PROVIDED INFORMATION
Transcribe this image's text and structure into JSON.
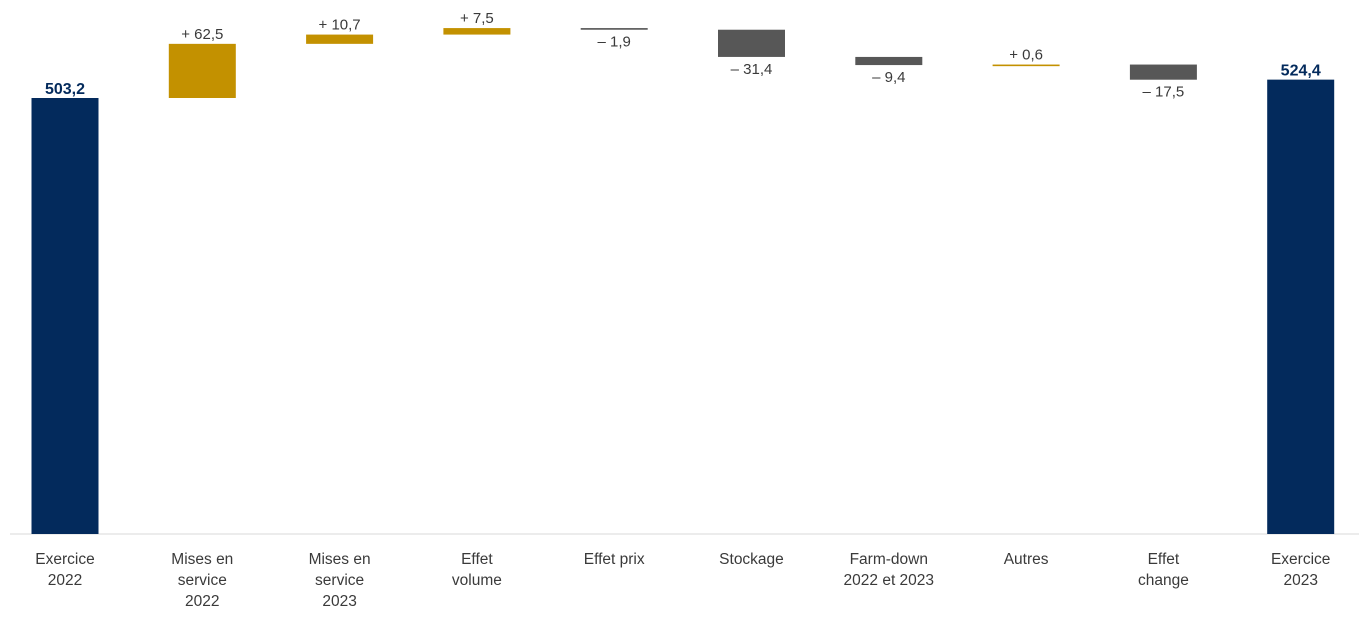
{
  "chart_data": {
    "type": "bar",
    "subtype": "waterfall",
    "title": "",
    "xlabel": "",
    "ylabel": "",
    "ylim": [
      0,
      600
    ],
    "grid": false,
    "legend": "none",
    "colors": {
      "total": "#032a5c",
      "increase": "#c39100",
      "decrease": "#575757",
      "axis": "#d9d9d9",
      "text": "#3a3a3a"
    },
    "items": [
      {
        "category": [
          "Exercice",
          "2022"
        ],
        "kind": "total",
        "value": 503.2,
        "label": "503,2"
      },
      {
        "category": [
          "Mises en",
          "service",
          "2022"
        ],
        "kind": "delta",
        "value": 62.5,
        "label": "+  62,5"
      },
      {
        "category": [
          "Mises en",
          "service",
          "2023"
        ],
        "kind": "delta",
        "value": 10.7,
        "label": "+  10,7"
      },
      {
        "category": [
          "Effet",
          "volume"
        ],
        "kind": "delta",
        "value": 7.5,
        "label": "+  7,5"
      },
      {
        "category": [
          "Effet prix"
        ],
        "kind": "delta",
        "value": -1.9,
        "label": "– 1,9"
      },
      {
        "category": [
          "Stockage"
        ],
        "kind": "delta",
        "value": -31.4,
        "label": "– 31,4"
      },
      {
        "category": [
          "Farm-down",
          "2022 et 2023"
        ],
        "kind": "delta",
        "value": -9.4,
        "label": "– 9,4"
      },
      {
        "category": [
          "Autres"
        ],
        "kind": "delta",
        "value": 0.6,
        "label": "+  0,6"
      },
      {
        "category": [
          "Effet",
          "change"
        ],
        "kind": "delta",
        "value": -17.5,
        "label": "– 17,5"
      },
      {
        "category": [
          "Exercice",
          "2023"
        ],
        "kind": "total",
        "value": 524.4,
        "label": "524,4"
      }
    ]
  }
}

* * *

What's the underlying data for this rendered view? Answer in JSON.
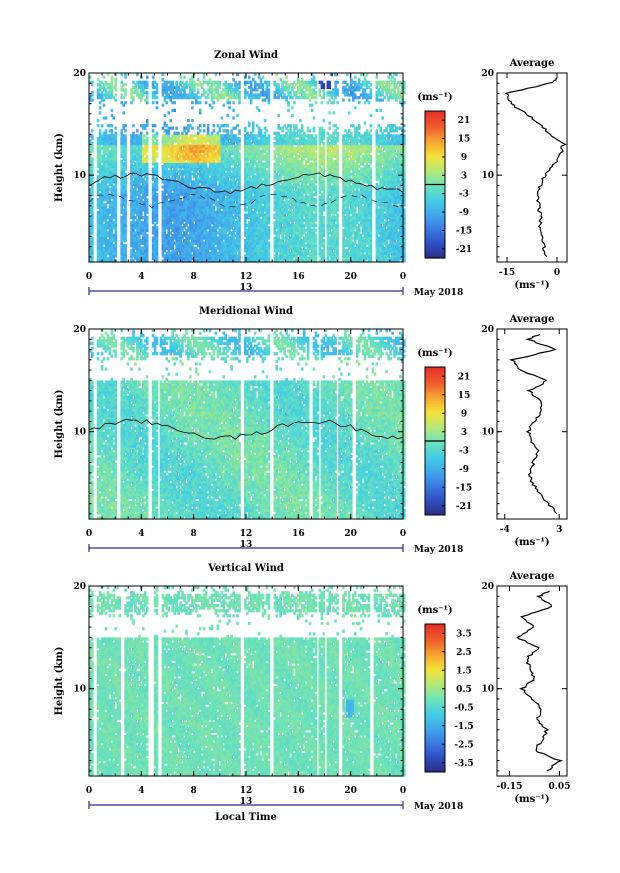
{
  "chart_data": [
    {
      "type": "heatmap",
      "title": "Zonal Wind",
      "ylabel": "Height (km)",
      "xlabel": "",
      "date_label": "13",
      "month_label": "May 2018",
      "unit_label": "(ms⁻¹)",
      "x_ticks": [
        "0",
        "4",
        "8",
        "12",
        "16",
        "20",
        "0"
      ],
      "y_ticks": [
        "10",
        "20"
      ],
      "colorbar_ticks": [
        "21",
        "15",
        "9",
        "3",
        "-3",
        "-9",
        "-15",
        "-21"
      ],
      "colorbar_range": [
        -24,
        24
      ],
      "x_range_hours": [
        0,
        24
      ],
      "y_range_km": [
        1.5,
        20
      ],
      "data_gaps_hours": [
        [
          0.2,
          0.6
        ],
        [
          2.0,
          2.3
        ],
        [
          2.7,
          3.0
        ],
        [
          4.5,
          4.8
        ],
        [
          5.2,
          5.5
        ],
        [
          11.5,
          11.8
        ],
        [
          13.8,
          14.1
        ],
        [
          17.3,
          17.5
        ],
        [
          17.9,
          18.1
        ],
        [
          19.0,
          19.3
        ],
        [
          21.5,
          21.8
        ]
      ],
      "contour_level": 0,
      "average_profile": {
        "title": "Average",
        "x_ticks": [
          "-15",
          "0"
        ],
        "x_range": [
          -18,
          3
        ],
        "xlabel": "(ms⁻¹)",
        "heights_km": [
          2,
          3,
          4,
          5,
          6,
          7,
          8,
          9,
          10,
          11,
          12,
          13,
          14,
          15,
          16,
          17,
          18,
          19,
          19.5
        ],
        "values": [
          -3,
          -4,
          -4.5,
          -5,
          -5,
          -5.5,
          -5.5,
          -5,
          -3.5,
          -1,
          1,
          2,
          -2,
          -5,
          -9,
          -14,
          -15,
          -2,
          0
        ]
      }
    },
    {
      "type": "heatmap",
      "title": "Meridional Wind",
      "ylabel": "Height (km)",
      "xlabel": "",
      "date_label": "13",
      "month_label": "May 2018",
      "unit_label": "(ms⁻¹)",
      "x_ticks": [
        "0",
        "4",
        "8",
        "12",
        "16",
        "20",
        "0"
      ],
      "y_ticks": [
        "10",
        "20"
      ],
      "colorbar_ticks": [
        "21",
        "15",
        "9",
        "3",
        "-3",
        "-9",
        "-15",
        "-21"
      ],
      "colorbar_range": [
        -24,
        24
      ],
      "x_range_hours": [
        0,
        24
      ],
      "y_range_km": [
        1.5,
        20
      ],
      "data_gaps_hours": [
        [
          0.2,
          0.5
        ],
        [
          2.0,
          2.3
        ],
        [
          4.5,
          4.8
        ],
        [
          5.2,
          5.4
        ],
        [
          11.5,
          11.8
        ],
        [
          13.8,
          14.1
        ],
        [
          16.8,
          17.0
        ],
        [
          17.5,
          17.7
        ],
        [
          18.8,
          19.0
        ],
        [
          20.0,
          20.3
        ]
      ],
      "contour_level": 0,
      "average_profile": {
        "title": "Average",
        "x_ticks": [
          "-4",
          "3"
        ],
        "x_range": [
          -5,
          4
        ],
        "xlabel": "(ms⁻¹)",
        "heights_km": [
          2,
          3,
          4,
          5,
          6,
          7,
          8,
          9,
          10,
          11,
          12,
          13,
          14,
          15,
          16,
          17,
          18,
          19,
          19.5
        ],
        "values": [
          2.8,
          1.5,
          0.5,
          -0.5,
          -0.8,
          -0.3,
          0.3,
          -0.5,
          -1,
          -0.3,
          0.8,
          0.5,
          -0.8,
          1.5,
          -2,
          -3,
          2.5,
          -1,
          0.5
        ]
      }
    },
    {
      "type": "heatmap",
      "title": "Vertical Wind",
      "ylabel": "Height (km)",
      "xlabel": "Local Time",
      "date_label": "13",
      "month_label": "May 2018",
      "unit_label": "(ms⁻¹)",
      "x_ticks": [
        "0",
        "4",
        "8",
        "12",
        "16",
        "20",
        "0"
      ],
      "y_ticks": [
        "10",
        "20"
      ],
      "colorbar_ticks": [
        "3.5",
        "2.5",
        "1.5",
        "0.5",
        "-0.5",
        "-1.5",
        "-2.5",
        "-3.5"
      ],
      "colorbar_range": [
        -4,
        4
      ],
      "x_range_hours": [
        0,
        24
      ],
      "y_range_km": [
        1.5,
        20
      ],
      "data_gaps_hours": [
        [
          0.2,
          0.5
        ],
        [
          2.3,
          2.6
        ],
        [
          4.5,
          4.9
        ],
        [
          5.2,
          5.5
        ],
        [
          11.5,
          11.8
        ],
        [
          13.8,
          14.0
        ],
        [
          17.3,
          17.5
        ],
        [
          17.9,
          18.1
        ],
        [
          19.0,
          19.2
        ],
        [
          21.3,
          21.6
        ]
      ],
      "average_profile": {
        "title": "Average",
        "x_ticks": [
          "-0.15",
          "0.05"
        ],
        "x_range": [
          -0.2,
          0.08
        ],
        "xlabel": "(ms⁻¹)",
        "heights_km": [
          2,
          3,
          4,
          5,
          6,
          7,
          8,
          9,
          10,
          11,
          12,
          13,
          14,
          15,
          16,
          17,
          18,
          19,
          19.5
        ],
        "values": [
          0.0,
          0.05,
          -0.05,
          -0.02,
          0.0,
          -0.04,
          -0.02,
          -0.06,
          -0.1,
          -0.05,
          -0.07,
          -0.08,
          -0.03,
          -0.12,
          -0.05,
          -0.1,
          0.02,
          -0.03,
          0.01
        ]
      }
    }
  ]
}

JOB
Select all lines in the listing above where the word "Wind" appears, and show them.

COMPLETED EXERCISE
      "title": "Zonal Wind",
      "title": "Meridional Wind",
      "title": "Vertical Wind",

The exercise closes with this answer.